> _Aim_: For this exercise, repeat all of the material verbatim apart from its images.

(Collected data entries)
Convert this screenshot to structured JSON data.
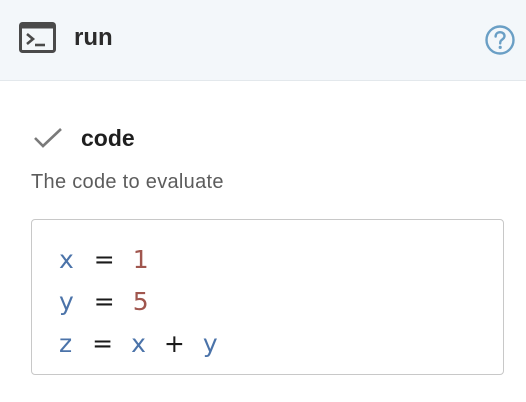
{
  "header": {
    "icon": "terminal-icon",
    "title": "run",
    "help_icon": "help-circle-icon",
    "accent_color": "#6a9fc5"
  },
  "parameter": {
    "status_icon": "check-icon",
    "name": "code",
    "description": "The code to evaluate"
  },
  "code": {
    "lines": [
      [
        {
          "t": "x",
          "k": "var"
        },
        {
          "t": "=",
          "k": "op"
        },
        {
          "t": "1",
          "k": "num"
        }
      ],
      [
        {
          "t": "y",
          "k": "var"
        },
        {
          "t": "=",
          "k": "op"
        },
        {
          "t": "5",
          "k": "num"
        }
      ],
      [
        {
          "t": "z",
          "k": "var"
        },
        {
          "t": "=",
          "k": "op"
        },
        {
          "t": "x",
          "k": "var"
        },
        {
          "t": "+",
          "k": "op"
        },
        {
          "t": "y",
          "k": "var"
        }
      ]
    ],
    "colors": {
      "var": "#4b73a9",
      "op": "#1a1a1a",
      "num": "#a0564e"
    }
  }
}
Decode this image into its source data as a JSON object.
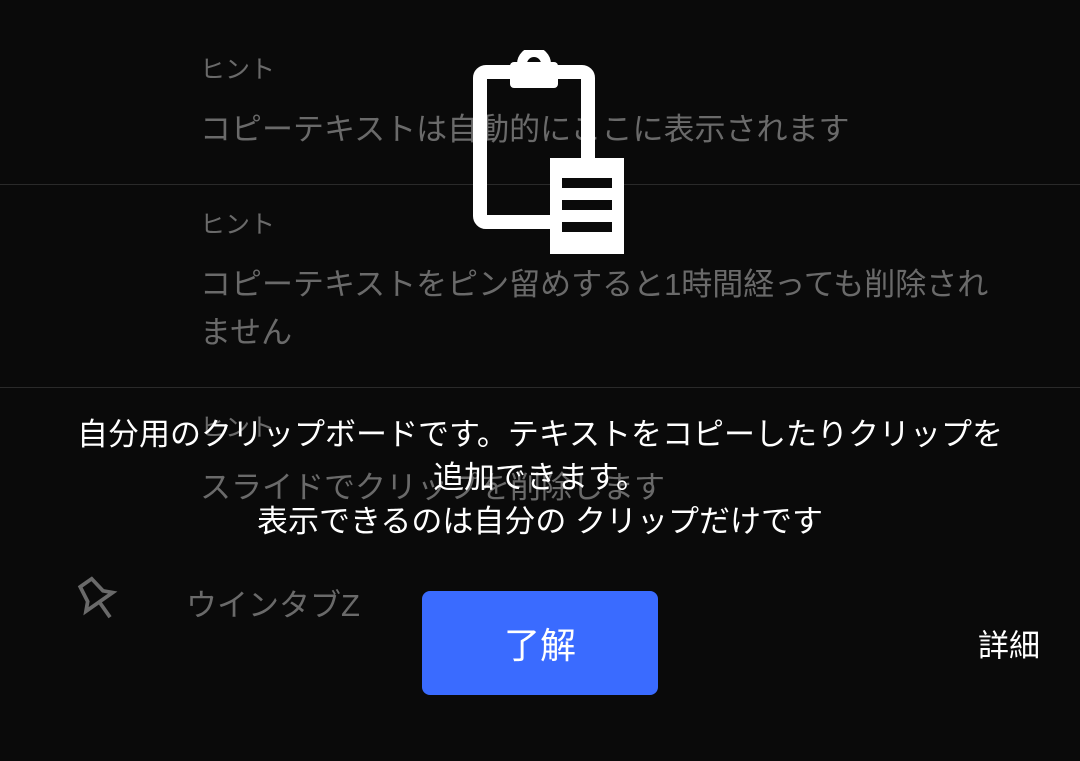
{
  "hints": [
    {
      "label": "ヒント",
      "text": "コピーテキストは自動的にここに表示されます"
    },
    {
      "label": "ヒント",
      "text": "コピーテキストをピン留めすると1時間経っても削除されません"
    },
    {
      "label": "ヒント",
      "text": "スライドでクリップを削除します"
    }
  ],
  "pinned_item": {
    "text": "ウインタブZ"
  },
  "overlay": {
    "message_line1": "自分用のクリップボードです。テキストをコピーしたりクリップを追加できます。",
    "message_line2": "表示できるのは自分の クリップだけです",
    "ok_label": "了解",
    "details_label": "詳細"
  }
}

> _Response to this exercise_:
Convert this screenshot to structured JSON data.
{
  "header": {
    "icon": "terminal-icon",
    "title": "run",
    "help_icon": "help-circle-icon",
    "accent_color": "#6a9fc5"
  },
  "parameter": {
    "status_icon": "check-icon",
    "name": "code",
    "description": "The code to evaluate"
  },
  "code": {
    "lines": [
      [
        {
          "t": "x",
          "k": "var"
        },
        {
          "t": "=",
          "k": "op"
        },
        {
          "t": "1",
          "k": "num"
        }
      ],
      [
        {
          "t": "y",
          "k": "var"
        },
        {
          "t": "=",
          "k": "op"
        },
        {
          "t": "5",
          "k": "num"
        }
      ],
      [
        {
          "t": "z",
          "k": "var"
        },
        {
          "t": "=",
          "k": "op"
        },
        {
          "t": "x",
          "k": "var"
        },
        {
          "t": "+",
          "k": "op"
        },
        {
          "t": "y",
          "k": "var"
        }
      ]
    ],
    "colors": {
      "var": "#4b73a9",
      "op": "#1a1a1a",
      "num": "#a0564e"
    }
  }
}
Decode this image into its source data as a JSON object.
{
  "hints": [
    {
      "label": "ヒント",
      "text": "コピーテキストは自動的にここに表示されます"
    },
    {
      "label": "ヒント",
      "text": "コピーテキストをピン留めすると1時間経っても削除されません"
    },
    {
      "label": "ヒント",
      "text": "スライドでクリップを削除します"
    }
  ],
  "pinned_item": {
    "text": "ウインタブZ"
  },
  "overlay": {
    "message_line1": "自分用のクリップボードです。テキストをコピーしたりクリップを追加できます。",
    "message_line2": "表示できるのは自分の クリップだけです",
    "ok_label": "了解",
    "details_label": "詳細"
  }
}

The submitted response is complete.